Items from a data source:
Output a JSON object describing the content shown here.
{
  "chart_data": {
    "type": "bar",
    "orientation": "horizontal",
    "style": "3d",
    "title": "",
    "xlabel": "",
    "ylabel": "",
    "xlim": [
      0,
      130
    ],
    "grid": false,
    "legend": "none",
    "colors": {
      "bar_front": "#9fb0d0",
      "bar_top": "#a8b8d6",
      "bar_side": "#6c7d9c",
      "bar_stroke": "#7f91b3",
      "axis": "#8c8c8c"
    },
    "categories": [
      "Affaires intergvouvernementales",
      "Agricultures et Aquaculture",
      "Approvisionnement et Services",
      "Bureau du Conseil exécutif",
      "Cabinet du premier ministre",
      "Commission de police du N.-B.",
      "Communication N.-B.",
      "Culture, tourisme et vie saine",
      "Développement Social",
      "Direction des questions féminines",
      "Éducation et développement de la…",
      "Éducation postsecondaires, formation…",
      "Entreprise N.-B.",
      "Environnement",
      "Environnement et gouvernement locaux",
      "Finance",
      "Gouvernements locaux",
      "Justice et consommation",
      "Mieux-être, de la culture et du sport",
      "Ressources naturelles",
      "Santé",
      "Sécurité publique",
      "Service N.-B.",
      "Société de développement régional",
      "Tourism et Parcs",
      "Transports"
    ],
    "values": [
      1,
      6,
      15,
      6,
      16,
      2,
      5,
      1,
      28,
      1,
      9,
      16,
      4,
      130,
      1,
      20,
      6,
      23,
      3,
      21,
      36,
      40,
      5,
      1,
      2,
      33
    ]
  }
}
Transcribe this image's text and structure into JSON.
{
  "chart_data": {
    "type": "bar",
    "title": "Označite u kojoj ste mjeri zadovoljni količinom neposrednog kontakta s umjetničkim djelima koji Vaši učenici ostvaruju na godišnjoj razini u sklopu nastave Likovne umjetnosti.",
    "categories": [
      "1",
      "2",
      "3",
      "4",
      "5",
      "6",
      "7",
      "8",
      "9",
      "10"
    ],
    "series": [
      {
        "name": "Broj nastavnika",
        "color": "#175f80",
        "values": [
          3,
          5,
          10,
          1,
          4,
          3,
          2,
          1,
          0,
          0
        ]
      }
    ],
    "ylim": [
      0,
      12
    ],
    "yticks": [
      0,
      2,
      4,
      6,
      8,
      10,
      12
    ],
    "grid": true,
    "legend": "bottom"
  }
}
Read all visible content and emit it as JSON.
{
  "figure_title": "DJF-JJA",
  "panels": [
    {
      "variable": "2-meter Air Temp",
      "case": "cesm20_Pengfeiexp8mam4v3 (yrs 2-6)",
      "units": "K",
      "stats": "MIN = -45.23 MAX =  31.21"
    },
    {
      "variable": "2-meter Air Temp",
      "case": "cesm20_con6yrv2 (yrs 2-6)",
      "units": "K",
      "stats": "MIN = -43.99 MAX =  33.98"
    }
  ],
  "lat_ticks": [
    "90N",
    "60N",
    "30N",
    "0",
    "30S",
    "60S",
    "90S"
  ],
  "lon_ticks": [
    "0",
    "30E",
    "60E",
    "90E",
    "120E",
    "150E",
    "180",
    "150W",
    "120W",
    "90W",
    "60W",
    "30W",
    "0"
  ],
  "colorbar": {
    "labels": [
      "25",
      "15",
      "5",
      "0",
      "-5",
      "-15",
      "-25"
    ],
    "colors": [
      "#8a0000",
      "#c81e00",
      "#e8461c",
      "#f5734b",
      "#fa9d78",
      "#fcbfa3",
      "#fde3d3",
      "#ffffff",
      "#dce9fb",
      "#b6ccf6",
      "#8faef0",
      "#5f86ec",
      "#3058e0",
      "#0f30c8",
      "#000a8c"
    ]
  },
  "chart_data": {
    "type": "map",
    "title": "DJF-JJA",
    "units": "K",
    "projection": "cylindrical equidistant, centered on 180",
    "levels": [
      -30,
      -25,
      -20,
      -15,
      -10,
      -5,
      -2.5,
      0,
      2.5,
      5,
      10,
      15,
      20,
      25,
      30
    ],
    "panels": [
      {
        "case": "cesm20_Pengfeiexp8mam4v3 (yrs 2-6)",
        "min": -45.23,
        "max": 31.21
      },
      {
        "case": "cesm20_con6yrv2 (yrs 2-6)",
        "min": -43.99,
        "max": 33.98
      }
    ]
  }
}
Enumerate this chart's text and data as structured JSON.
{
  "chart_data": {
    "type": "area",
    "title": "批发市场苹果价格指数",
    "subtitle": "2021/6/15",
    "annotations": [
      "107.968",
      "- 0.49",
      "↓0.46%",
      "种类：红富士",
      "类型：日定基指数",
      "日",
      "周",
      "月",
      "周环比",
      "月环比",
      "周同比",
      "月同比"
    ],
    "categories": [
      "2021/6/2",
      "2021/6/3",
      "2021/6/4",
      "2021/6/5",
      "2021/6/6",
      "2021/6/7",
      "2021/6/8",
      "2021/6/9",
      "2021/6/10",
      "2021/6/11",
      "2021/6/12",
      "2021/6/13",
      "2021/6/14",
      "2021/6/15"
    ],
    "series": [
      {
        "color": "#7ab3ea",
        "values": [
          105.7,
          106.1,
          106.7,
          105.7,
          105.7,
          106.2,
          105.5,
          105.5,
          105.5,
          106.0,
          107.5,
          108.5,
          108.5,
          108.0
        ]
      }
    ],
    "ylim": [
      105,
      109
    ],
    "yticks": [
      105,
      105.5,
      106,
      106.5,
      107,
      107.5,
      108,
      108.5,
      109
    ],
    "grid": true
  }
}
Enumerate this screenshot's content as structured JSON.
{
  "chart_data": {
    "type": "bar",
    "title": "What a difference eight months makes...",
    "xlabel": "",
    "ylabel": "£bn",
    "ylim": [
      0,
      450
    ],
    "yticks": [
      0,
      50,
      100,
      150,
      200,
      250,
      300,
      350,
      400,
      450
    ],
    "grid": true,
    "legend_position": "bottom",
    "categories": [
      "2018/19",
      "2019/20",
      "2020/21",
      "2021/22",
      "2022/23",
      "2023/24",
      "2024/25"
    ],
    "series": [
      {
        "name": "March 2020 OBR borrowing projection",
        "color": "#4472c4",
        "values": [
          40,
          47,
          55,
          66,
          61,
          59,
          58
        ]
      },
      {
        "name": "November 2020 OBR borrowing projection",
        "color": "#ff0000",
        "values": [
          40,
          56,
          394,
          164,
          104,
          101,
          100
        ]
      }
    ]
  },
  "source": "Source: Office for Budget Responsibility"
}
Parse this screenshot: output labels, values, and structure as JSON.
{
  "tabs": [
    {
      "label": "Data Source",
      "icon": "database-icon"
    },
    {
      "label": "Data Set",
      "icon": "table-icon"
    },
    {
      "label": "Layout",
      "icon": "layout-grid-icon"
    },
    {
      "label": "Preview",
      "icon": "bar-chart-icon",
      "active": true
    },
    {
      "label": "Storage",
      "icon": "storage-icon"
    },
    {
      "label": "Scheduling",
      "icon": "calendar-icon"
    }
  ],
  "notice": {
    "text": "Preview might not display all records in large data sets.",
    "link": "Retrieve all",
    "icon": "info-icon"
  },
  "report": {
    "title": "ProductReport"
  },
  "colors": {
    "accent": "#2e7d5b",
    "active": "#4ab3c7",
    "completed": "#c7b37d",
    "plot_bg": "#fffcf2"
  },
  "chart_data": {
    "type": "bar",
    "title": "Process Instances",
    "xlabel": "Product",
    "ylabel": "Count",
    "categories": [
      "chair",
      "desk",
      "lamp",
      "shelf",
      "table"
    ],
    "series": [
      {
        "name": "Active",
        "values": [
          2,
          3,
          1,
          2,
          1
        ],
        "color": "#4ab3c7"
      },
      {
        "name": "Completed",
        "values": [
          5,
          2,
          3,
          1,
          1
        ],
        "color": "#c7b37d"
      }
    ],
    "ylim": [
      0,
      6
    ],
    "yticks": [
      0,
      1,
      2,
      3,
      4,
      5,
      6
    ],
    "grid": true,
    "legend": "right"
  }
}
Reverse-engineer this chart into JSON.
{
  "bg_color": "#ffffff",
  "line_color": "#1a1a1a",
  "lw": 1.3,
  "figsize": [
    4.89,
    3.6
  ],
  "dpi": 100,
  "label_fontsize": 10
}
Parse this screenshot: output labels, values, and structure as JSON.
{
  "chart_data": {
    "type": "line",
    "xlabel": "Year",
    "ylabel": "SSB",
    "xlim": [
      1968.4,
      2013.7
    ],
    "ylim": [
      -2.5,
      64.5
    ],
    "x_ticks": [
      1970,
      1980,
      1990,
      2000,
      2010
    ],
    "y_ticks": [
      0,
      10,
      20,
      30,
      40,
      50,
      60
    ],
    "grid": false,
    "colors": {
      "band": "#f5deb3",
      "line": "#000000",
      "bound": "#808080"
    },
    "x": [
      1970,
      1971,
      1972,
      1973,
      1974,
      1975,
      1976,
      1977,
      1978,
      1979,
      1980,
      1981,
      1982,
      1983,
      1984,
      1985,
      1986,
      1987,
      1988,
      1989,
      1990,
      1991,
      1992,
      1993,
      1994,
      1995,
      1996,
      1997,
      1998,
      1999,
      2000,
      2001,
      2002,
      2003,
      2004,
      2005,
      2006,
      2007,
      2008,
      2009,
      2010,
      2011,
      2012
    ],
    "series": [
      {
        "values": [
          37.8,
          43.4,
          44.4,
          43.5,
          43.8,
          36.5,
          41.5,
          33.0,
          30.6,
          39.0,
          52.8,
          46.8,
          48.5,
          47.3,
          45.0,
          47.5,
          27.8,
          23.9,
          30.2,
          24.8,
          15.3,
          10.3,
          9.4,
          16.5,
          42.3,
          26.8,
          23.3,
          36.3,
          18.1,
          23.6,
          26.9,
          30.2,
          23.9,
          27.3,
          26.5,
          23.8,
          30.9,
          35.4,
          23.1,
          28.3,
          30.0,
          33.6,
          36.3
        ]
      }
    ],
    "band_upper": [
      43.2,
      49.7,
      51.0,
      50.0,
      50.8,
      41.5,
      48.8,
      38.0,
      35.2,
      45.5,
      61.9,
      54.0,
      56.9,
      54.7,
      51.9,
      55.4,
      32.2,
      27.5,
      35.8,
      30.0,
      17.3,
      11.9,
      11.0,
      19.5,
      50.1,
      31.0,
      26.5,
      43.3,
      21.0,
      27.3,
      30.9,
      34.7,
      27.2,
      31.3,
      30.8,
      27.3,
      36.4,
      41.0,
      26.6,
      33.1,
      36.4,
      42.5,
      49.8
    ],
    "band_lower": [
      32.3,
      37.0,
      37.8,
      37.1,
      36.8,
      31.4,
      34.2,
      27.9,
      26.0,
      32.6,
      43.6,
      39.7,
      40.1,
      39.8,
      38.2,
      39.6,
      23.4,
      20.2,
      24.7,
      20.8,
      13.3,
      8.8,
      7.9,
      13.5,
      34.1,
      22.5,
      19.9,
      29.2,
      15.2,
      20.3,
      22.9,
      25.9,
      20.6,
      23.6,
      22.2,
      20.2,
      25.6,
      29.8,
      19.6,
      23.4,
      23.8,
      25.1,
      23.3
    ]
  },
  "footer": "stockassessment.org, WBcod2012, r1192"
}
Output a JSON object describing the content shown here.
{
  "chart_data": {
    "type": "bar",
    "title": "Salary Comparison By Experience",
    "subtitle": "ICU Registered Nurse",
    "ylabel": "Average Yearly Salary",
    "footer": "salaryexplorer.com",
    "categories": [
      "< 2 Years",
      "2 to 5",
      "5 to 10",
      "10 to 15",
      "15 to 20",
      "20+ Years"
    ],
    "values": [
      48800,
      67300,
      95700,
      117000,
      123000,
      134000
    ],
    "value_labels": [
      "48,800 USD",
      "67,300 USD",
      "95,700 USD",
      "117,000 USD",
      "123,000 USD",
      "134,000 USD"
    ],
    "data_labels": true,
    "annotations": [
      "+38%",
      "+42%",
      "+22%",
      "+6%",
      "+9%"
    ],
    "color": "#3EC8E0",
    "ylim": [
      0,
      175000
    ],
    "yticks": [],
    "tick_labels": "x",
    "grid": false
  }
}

#### WHAT YOU NEED TO DO
Lines of the listing that contain the word "locaux" are to be counted; report only their number.

#### TASK RESULT
2